### Requirements
Lines containing the word "color" are to be located and copied.

### Records provided
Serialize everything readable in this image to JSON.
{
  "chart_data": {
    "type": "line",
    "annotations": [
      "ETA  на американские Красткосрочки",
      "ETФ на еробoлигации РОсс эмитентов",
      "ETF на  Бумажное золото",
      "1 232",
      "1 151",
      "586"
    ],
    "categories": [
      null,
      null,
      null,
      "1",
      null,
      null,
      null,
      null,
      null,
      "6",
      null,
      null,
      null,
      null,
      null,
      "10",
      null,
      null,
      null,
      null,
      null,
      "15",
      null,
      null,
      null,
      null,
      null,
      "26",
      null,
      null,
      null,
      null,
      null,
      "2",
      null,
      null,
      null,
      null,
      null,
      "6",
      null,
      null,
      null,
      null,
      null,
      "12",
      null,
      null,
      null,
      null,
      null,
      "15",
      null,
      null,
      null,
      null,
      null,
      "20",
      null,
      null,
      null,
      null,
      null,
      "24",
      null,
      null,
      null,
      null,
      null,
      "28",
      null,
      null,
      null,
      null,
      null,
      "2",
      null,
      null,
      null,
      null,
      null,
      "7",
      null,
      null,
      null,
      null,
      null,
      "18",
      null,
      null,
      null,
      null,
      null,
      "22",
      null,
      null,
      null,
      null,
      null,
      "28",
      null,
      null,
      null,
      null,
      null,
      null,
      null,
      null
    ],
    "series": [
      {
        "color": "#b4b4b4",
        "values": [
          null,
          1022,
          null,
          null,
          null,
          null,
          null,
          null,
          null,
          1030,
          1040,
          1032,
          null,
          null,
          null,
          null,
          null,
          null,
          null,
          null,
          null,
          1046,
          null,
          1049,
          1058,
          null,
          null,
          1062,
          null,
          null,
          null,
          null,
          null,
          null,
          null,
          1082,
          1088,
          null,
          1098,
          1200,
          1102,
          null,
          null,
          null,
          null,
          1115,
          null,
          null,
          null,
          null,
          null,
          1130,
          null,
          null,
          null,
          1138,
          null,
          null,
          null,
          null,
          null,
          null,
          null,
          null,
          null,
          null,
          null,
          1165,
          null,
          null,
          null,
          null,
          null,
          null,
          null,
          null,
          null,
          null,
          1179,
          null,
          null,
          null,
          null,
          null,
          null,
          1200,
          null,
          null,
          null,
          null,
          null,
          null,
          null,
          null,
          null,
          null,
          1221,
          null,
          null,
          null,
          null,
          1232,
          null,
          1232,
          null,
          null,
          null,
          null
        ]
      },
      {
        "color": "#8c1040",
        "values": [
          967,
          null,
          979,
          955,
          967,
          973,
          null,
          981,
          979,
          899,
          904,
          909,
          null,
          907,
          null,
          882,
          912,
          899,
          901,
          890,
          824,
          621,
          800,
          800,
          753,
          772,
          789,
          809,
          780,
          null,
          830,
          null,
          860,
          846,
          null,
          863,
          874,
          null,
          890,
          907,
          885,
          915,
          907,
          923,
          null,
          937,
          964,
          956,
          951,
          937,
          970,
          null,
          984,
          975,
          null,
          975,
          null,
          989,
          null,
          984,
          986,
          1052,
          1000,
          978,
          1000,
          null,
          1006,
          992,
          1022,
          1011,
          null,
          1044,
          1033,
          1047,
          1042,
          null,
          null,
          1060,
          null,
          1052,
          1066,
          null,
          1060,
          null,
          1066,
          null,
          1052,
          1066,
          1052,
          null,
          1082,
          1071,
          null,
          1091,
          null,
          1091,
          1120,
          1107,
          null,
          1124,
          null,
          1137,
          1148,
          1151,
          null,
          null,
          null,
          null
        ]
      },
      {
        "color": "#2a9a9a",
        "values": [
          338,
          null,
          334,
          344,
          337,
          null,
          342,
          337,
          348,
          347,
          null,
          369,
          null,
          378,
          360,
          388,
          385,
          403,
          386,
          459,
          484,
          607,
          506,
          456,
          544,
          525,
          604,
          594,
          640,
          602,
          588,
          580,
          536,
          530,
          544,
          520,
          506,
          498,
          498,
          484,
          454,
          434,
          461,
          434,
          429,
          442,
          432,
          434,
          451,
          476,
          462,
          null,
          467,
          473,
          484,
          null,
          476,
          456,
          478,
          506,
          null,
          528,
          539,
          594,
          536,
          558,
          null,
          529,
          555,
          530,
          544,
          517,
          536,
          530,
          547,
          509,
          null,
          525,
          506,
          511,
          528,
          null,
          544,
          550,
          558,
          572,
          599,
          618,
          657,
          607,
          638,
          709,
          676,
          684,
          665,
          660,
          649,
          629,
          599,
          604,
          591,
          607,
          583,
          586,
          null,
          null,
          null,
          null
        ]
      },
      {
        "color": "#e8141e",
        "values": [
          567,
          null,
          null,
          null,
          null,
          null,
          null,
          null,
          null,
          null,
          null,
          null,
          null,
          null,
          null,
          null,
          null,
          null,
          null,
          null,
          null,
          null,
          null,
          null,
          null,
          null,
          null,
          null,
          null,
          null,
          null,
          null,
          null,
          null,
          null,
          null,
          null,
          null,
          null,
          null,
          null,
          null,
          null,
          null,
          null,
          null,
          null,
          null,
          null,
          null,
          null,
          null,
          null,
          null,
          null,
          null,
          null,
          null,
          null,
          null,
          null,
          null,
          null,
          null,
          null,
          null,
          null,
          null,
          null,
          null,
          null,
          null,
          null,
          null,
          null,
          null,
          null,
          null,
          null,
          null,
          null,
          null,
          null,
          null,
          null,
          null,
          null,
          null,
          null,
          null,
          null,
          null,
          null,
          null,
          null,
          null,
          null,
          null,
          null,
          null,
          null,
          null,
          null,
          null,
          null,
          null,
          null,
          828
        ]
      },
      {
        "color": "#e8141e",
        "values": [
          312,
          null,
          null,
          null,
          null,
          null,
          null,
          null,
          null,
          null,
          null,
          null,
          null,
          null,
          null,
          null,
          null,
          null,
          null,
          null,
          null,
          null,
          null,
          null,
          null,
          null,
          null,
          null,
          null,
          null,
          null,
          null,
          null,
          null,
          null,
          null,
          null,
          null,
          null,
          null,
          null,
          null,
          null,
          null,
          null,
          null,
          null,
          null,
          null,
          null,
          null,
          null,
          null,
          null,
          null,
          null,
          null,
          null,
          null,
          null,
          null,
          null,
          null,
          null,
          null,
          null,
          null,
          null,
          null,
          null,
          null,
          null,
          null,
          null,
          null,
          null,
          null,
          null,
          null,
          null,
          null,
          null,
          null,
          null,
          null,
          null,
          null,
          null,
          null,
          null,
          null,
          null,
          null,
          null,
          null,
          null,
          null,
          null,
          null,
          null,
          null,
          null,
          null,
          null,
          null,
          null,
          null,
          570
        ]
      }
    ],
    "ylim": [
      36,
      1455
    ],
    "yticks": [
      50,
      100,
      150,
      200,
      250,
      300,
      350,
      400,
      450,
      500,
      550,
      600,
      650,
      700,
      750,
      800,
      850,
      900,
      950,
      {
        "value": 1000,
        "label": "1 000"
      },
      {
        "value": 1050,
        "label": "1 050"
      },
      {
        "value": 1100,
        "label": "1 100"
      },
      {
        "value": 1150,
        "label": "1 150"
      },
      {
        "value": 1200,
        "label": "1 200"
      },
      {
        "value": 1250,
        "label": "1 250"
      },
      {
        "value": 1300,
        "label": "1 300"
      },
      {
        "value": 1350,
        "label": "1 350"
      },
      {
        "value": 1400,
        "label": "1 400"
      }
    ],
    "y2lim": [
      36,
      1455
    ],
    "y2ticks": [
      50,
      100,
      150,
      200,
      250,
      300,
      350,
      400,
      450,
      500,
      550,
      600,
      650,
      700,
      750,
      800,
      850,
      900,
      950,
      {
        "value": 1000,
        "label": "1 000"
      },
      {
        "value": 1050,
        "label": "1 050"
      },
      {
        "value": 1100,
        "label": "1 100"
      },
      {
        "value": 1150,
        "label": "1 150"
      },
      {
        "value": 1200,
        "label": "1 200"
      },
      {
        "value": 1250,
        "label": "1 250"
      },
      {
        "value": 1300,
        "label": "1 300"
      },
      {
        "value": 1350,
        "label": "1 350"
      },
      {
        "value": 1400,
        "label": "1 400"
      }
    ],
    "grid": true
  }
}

### Response
        "color": "#b4b4b4",
        "color": "#8c1040",
        "color": "#2a9a9a",
        "color": "#e8141e",
        "color": "#e8141e",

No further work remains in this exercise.